• [EXERCISE AIM] For the copy, please give all of the data again exactly and leave the pictures out.

• [DATA IN THIS EXERCISE]

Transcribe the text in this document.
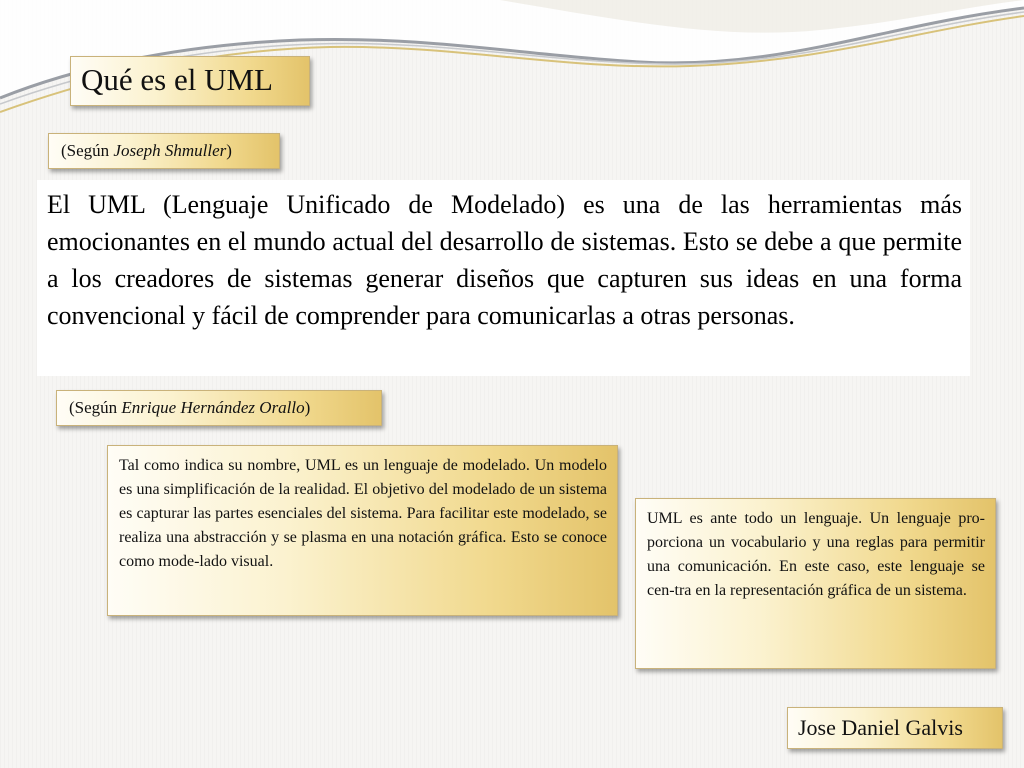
Qué es el UML
(Según Joseph Shmuller)
El UML (Lenguaje Unificado de Modelado) es una de las herramientas más emocionantes en el mundo actual del desarrollo de sistemas. Esto se debe a que permite a los creadores de sistemas generar diseños que capturen sus ideas en una forma convencional y fácil de comprender para comunicarlas a otras personas.
(Según Enrique Hernández Orallo)
Tal como indica su nombre, UML es un lenguaje de modelado. Un modelo es una simplificación de la realidad. El objetivo del modelado de un sistema es capturar las partes esenciales del sistema. Para facilitar este modelado, se realiza una abstracción y se plasma en una notación gráfica. Esto se conoce como mode-lado visual.
UML es ante todo un lenguaje. Un lenguaje pro-porciona un vocabulario y una reglas para permitir una comunicación. En este caso, este lenguaje se cen-tra en la representación gráfica de un sistema.
Jose Daniel Galvis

• [SOLUTION FOR THIS EXERCISE]
Transcribe the text in this document.
Qué es el UML
(Según Joseph Shmuller)
El UML (Lenguaje Unificado de Modelado) es una de las herramientas más emocionantes en el mundo actual del desarrollo de sistemas. Esto se debe a que permite a los creadores de sistemas generar diseños que capturen sus ideas en una forma convencional y fácil de comprender para comunicarlas a otras personas.
(Según Enrique Hernández Orallo)
Tal como indica su nombre, UML es un lenguaje de modelado. Un modelo es una simplificación de la realidad. El objetivo del modelado de un sistema es capturar las partes esenciales del sistema. Para facilitar este modelado, se realiza una abstracción y se plasma en una notación gráfica. Esto se conoce como mode-lado visual.
UML es ante todo un lenguaje. Un lenguaje pro-porciona un vocabulario y una reglas para permitir una comunicación. En este caso, este lenguaje se cen-tra en la representación gráfica de un sistema.
Jose Daniel Galvis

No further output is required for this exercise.